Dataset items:
********************
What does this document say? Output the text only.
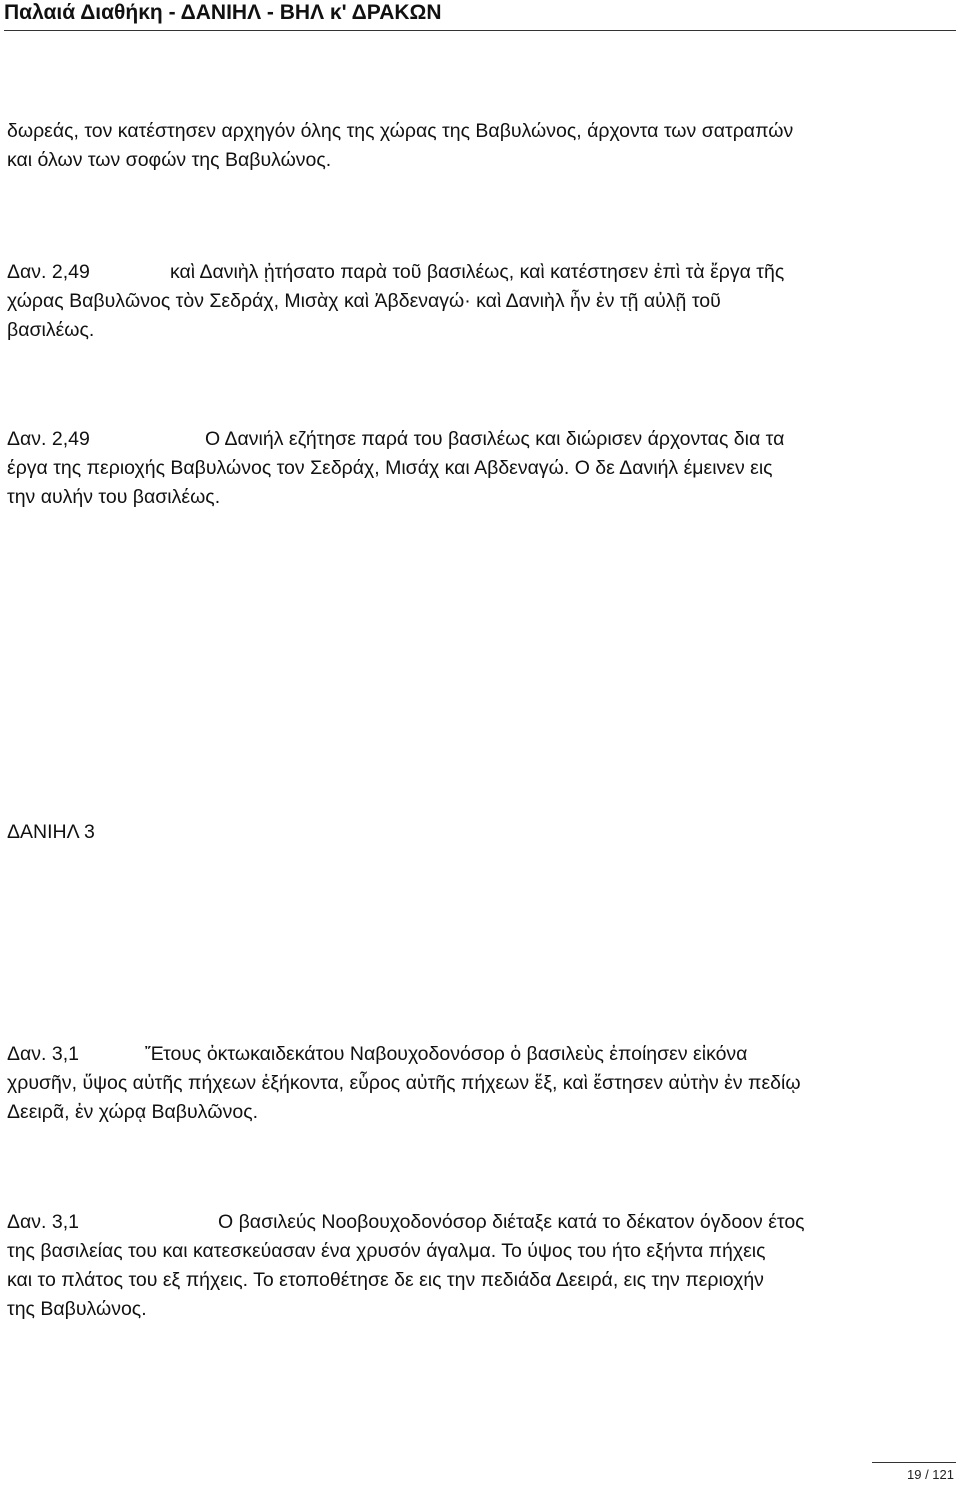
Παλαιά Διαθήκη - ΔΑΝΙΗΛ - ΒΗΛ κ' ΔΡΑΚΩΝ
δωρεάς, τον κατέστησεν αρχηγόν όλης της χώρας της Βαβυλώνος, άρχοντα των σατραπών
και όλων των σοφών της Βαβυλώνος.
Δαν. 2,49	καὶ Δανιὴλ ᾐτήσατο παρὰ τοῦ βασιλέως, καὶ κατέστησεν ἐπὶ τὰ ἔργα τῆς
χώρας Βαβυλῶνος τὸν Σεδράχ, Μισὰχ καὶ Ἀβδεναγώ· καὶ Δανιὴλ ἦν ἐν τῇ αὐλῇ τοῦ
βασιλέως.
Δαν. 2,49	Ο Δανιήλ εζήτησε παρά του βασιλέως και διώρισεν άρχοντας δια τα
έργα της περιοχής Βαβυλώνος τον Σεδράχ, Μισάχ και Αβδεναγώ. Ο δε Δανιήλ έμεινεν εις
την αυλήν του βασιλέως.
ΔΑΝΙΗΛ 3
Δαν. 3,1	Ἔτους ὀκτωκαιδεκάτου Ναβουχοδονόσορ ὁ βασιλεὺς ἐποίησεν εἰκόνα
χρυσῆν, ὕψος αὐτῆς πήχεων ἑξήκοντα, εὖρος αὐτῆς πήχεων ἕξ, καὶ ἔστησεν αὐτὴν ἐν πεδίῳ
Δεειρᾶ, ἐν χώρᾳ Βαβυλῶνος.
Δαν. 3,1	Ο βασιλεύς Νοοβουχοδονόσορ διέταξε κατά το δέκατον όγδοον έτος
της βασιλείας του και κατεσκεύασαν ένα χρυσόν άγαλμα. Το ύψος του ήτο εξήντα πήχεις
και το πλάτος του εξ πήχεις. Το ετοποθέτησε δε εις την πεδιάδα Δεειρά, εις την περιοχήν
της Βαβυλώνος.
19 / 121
********************
* _What you need to do_
Pictures in the records must not appear in the copy; transcribe everything else precisely.

* _Problem solution_
What does this document say? Output the text only.
Παλαιά Διαθήκη - ΔΑΝΙΗΛ - ΒΗΛ κ' ΔΡΑΚΩΝ
δωρεάς, τον κατέστησεν αρχηγόν όλης της χώρας της Βαβυλώνος, άρχοντα των σατραπών
και όλων των σοφών της Βαβυλώνος.
Δαν. 2,49	καὶ Δανιὴλ ᾐτήσατο παρὰ τοῦ βασιλέως, καὶ κατέστησεν ἐπὶ τὰ ἔργα τῆς
χώρας Βαβυλῶνος τὸν Σεδράχ, Μισὰχ καὶ Ἀβδεναγώ· καὶ Δανιὴλ ἦν ἐν τῇ αὐλῇ τοῦ
βασιλέως.
Δαν. 2,49	Ο Δανιήλ εζήτησε παρά του βασιλέως και διώρισεν άρχοντας δια τα
έργα της περιοχής Βαβυλώνος τον Σεδράχ, Μισάχ και Αβδεναγώ. Ο δε Δανιήλ έμεινεν εις
την αυλήν του βασιλέως.
ΔΑΝΙΗΛ 3
Δαν. 3,1	Ἔτους ὀκτωκαιδεκάτου Ναβουχοδονόσορ ὁ βασιλεὺς ἐποίησεν εἰκόνα
χρυσῆν, ὕψος αὐτῆς πήχεων ἑξήκοντα, εὖρος αὐτῆς πήχεων ἕξ, καὶ ἔστησεν αὐτὴν ἐν πεδίῳ
Δεειρᾶ, ἐν χώρᾳ Βαβυλῶνος.
Δαν. 3,1	Ο βασιλεύς Νοοβουχοδονόσορ διέταξε κατά το δέκατον όγδοον έτος
της βασιλείας του και κατεσκεύασαν ένα χρυσόν άγαλμα. Το ύψος του ήτο εξήντα πήχεις
και το πλάτος του εξ πήχεις. Το ετοποθέτησε δε εις την πεδιάδα Δεειρά, εις την περιοχήν
της Βαβυλώνος.
19 / 121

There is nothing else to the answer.